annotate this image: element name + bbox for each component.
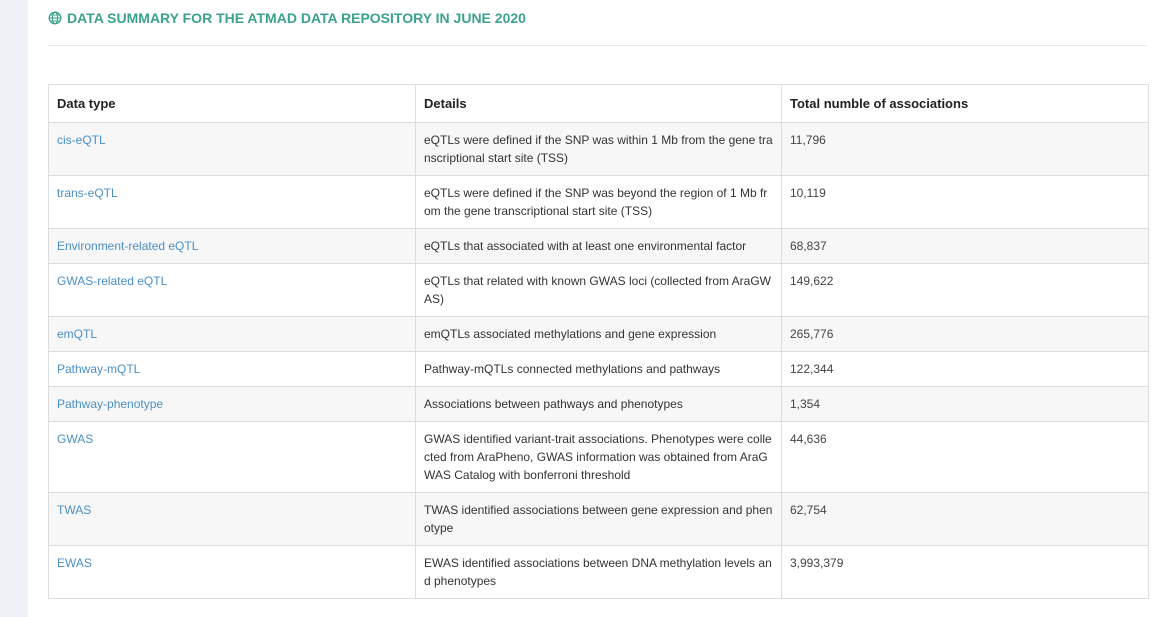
- data-type-link[interactable]: emQTL: [57, 327, 98, 341]
- details-cell: TWAS identified associations between gen…: [415, 492, 782, 546]
- data-type-link[interactable]: TWAS: [57, 503, 92, 517]
- data-type-cell: EWAS: [48, 545, 416, 599]
- data-type-link[interactable]: Pathway-mQTL: [57, 362, 141, 376]
- data-type-link[interactable]: Environment-related eQTL: [57, 239, 199, 253]
- table-row: GWAS GWAS identified variant-trait assoc…: [48, 421, 1149, 493]
- total-cell: 1,354: [781, 386, 1149, 422]
- details-cell: Pathway-mQTLs connected methylations and…: [415, 351, 782, 387]
- table-row: Environment-related eQTL eQTLs that asso…: [48, 228, 1149, 264]
- details-cell: eQTLs that associated with at least one …: [415, 228, 782, 264]
- globe-icon: [48, 11, 62, 25]
- table-row: Pathway-mQTL Pathway-mQTLs connected met…: [48, 351, 1149, 387]
- data-type-link[interactable]: trans-eQTL: [57, 186, 118, 200]
- total-cell: 149,622: [781, 263, 1149, 317]
- data-type-cell: TWAS: [48, 492, 416, 546]
- total-cell: 62,754: [781, 492, 1149, 546]
- details-cell: GWAS identified variant-trait associatio…: [415, 421, 782, 493]
- data-type-cell: GWAS-related eQTL: [48, 263, 416, 317]
- header-divider: [48, 45, 1147, 46]
- total-cell: 122,344: [781, 351, 1149, 387]
- table-header-row: Data type Details Total numble of associ…: [48, 84, 1149, 123]
- data-type-cell: emQTL: [48, 316, 416, 352]
- data-type-cell: Pathway-mQTL: [48, 351, 416, 387]
- data-type-link[interactable]: GWAS: [57, 432, 94, 446]
- total-cell: 265,776: [781, 316, 1149, 352]
- details-cell: Associations between pathways and phenot…: [415, 386, 782, 422]
- details-cell: eQTLs were defined if the SNP was within…: [415, 122, 782, 176]
- table-row: TWAS TWAS identified associations betwee…: [48, 492, 1149, 546]
- table-row: cis-eQTL eQTLs were defined if the SNP w…: [48, 122, 1149, 176]
- sidebar-strip: [0, 0, 28, 617]
- table-row: emQTL emQTLs associated methylations and…: [48, 316, 1149, 352]
- total-cell: 68,837: [781, 228, 1149, 264]
- details-cell: eQTLs that related with known GWAS loci …: [415, 263, 782, 317]
- page-title: DATA SUMMARY FOR THE ATMAD DATA REPOSITO…: [67, 10, 526, 26]
- details-cell: emQTLs associated methylations and gene …: [415, 316, 782, 352]
- data-type-cell: Environment-related eQTL: [48, 228, 416, 264]
- column-header-data-type: Data type: [48, 84, 416, 123]
- data-type-cell: GWAS: [48, 421, 416, 493]
- column-header-details: Details: [415, 84, 782, 123]
- table-row: GWAS-related eQTL eQTLs that related wit…: [48, 263, 1149, 317]
- content-panel: DATA SUMMARY FOR THE ATMAD DATA REPOSITO…: [28, 0, 1155, 617]
- section-header: DATA SUMMARY FOR THE ATMAD DATA REPOSITO…: [48, 9, 526, 27]
- data-type-link[interactable]: Pathway-phenotype: [57, 397, 164, 411]
- total-cell: 3,993,379: [781, 545, 1149, 599]
- data-type-link[interactable]: cis-eQTL: [57, 133, 106, 147]
- table-row: EWAS EWAS identified associations betwee…: [48, 545, 1149, 599]
- table-row: Pathway-phenotype Associations between p…: [48, 386, 1149, 422]
- table-row: trans-eQTL eQTLs were defined if the SNP…: [48, 175, 1149, 229]
- column-header-total: Total numble of associations: [781, 84, 1149, 123]
- details-cell: EWAS identified associations between DNA…: [415, 545, 782, 599]
- data-type-link[interactable]: GWAS-related eQTL: [57, 274, 168, 288]
- total-cell: 10,119: [781, 175, 1149, 229]
- data-type-link[interactable]: EWAS: [57, 556, 92, 570]
- data-type-cell: Pathway-phenotype: [48, 386, 416, 422]
- total-cell: 44,636: [781, 421, 1149, 493]
- details-cell: eQTLs were defined if the SNP was beyond…: [415, 175, 782, 229]
- data-type-cell: cis-eQTL: [48, 122, 416, 176]
- data-summary-table: Data type Details Total numble of associ…: [48, 84, 1149, 599]
- total-cell: 11,796: [781, 122, 1149, 176]
- data-type-cell: trans-eQTL: [48, 175, 416, 229]
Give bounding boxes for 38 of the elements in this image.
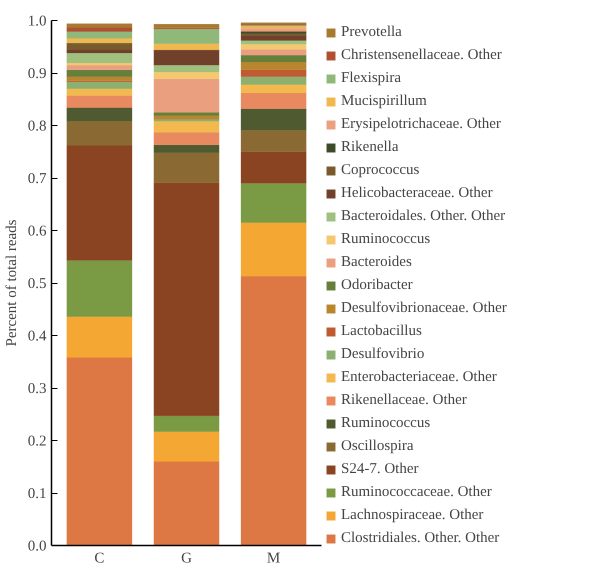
y-tick-label: 1.0 xyxy=(28,14,46,30)
y-tick-label: 0.7 xyxy=(28,171,47,187)
y-tick-label: 0.0 xyxy=(28,538,46,554)
y-tick-label: 0.4 xyxy=(28,328,47,344)
x-tick-label: G xyxy=(181,550,192,566)
legend-label: Helicobacteraceae. Other xyxy=(341,185,493,202)
legend-label: Desulfovibrionaceae. Other xyxy=(341,300,507,317)
legend-label: Mucispirillum xyxy=(341,93,427,110)
legend-label: Ruminococcus xyxy=(341,415,430,432)
legend-label: Desulfovibrio xyxy=(341,346,424,363)
legend-label: Oscillospira xyxy=(341,438,414,455)
legend-label: Christensenellaceae. Other xyxy=(341,47,502,64)
legend-label: Flexispira xyxy=(341,70,401,87)
legend-label: Rikenella xyxy=(341,139,398,156)
y-tick-label: 0.5 xyxy=(28,276,46,292)
legend-label: Rikenellaceae. Other xyxy=(341,392,467,409)
x-tick-label: M xyxy=(266,550,280,566)
legend-label: Prevotella xyxy=(341,24,402,41)
y-tick-label: 0.8 xyxy=(28,118,46,134)
y-tick-label: 0.6 xyxy=(28,224,47,240)
legend-label: Ruminococcaceae. Other xyxy=(341,484,492,501)
y-axis-title: Percent of total reads xyxy=(4,219,20,347)
legend-label: Bacteroidales. Other. Other xyxy=(341,208,506,225)
legend-label: Ruminococcus xyxy=(341,231,430,248)
y-tick-label: 0.3 xyxy=(28,381,46,397)
legend-label: S24-7. Other xyxy=(341,461,418,478)
legend-label: Clostridiales. Other. Other xyxy=(341,530,500,547)
legend-label: Erysipelotrichaceae. Other xyxy=(341,116,501,133)
legend-label: Lactobacillus xyxy=(341,323,422,340)
y-tick-label: 0.9 xyxy=(28,66,46,82)
legend-label: Lachnospiraceae. Other xyxy=(341,507,484,524)
legend-label: Bacteroides xyxy=(341,254,412,271)
legend-label: Coprococcus xyxy=(341,162,420,179)
legend-label: Enterobacteriaceae. Other xyxy=(341,369,497,386)
x-tick-label: C xyxy=(94,550,104,566)
y-tick-label: 0.1 xyxy=(28,486,46,502)
legend-label: Odoribacter xyxy=(341,277,413,294)
y-tick-label: 0.2 xyxy=(28,434,46,450)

**Work request**
A line belongs in the answer if it contains the word "trait"; copy every such line from the data above.

**Output for this task**
- table-row: GWAS GWAS identified variant-trait assoc…: [48, 421, 1149, 493]
- details-cell: GWAS identified variant-trait associatio…: [415, 421, 782, 493]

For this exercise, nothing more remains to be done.